**WORK INSTRUCTIONS**
Look through the data below. Collect every line where the word "размер" occurs.

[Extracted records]

########

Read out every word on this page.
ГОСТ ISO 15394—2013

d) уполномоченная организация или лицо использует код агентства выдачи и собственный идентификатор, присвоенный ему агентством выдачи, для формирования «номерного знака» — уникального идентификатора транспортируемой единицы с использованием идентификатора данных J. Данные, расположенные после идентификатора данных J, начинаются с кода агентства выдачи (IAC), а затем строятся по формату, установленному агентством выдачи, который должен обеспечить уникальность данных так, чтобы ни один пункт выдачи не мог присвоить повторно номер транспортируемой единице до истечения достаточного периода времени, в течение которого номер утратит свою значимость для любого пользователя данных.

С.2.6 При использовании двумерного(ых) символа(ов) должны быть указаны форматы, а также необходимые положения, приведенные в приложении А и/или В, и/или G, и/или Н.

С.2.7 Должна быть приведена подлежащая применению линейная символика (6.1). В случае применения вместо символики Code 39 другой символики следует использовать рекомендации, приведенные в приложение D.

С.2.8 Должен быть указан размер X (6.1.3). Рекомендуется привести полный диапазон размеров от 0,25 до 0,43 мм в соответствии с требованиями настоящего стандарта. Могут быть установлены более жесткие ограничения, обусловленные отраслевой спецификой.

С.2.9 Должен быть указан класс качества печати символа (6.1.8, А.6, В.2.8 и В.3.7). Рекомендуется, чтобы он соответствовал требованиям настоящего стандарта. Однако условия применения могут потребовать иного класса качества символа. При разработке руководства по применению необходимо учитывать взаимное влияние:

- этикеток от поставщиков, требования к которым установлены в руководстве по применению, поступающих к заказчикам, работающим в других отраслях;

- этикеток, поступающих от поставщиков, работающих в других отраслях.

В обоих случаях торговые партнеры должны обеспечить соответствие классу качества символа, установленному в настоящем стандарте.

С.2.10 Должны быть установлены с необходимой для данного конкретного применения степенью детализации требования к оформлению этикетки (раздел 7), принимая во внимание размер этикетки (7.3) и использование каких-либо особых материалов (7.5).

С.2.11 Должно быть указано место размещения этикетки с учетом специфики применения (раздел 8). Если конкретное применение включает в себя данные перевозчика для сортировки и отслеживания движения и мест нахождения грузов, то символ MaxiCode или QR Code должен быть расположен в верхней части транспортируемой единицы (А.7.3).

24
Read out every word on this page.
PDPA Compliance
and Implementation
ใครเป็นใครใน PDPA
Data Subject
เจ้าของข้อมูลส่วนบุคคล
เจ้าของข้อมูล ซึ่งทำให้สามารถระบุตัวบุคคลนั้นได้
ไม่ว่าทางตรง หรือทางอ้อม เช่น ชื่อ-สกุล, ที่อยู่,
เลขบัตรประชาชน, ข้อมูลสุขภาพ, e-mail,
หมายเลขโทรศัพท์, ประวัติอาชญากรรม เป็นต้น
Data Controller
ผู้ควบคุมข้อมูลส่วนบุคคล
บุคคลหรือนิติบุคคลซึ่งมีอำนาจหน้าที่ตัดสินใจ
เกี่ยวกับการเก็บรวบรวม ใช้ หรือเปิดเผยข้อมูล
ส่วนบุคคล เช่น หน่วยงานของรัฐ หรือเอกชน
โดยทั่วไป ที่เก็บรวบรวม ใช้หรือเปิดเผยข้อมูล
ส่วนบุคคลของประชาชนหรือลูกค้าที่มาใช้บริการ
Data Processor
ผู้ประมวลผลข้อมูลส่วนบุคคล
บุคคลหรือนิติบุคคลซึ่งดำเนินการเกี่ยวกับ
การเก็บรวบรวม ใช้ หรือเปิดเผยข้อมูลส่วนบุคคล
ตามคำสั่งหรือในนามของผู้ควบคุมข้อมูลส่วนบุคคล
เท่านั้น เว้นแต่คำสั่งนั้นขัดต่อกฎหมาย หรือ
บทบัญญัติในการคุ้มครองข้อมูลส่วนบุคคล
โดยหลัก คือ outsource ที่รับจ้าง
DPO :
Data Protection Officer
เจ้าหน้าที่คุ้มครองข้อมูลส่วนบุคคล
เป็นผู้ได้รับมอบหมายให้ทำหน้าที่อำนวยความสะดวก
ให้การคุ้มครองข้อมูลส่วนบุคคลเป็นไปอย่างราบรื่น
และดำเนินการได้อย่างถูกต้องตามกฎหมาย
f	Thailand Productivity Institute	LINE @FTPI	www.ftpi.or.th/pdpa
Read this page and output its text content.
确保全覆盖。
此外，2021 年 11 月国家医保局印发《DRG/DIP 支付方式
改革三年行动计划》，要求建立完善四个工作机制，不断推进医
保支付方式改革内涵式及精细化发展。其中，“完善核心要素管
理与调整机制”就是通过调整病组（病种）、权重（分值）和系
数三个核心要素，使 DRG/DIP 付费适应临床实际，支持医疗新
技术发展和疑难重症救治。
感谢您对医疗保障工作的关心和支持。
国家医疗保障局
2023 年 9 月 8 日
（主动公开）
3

########

**OUTPUT OF THE EXERCISE**
С.2.8 Должен быть указан размер X (6.1.3). Рекомендуется привести полный диапазон размеров от 0,25 до 0,43 мм в соответствии с требованиями настоящего стандарта. Могут быть установлены более жесткие ограничения, обусловленные отраслевой спецификой.
С.2.10 Должны быть установлены с необходимой для данного конкретного применения степенью детализации требования к оформлению этикетки (раздел 7), принимая во внимание размер этикетки (7.3) и использование каких-либо особых материалов (7.5).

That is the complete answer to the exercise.